### STATED TASK
Pull each line holding the word "development" from the data.

### Data items
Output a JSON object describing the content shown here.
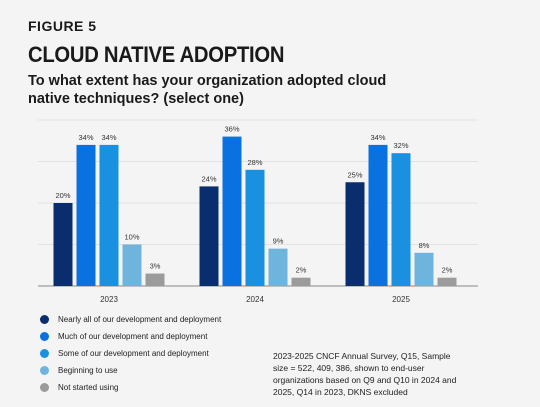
{
  "figure_label": "FIGURE 5",
  "title": "CLOUD NATIVE ADOPTION",
  "question": "To what extent has your organization adopted cloud native techniques? (select one)",
  "footnote": "2023-2025 CNCF Annual Survey, Q15, Sample size = 522, 409, 386, shown to end-user organizations based on Q9 and Q10 in 2024 and 2025, Q14 in 2023, DKNS excluded",
  "chart_data": {
    "type": "bar",
    "categories": [
      "2023",
      "2024",
      "2025"
    ],
    "series": [
      {
        "name": "Nearly all of our development and deployment",
        "color": "#0a2d6e",
        "values": [
          20,
          24,
          25
        ]
      },
      {
        "name": "Much of our development and deployment",
        "color": "#0a72e0",
        "values": [
          34,
          36,
          34
        ]
      },
      {
        "name": "Some of our development and deployment",
        "color": "#1a90e0",
        "values": [
          34,
          28,
          32
        ]
      },
      {
        "name": "Beginning to use",
        "color": "#6fb4dc",
        "values": [
          10,
          9,
          8
        ]
      },
      {
        "name": "Not started using",
        "color": "#9b9b9b",
        "values": [
          3,
          2,
          2
        ]
      }
    ],
    "value_suffix": "%",
    "ylim": [
      0,
      40
    ],
    "grid": true,
    "legend_position": "bottom-left",
    "title": "",
    "xlabel": "",
    "ylabel": ""
  }
}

### TASK OUTPUT
        "name": "Nearly all of our development and deployment",
        "name": "Much of our development and deployment",
        "name": "Some of our development and deployment",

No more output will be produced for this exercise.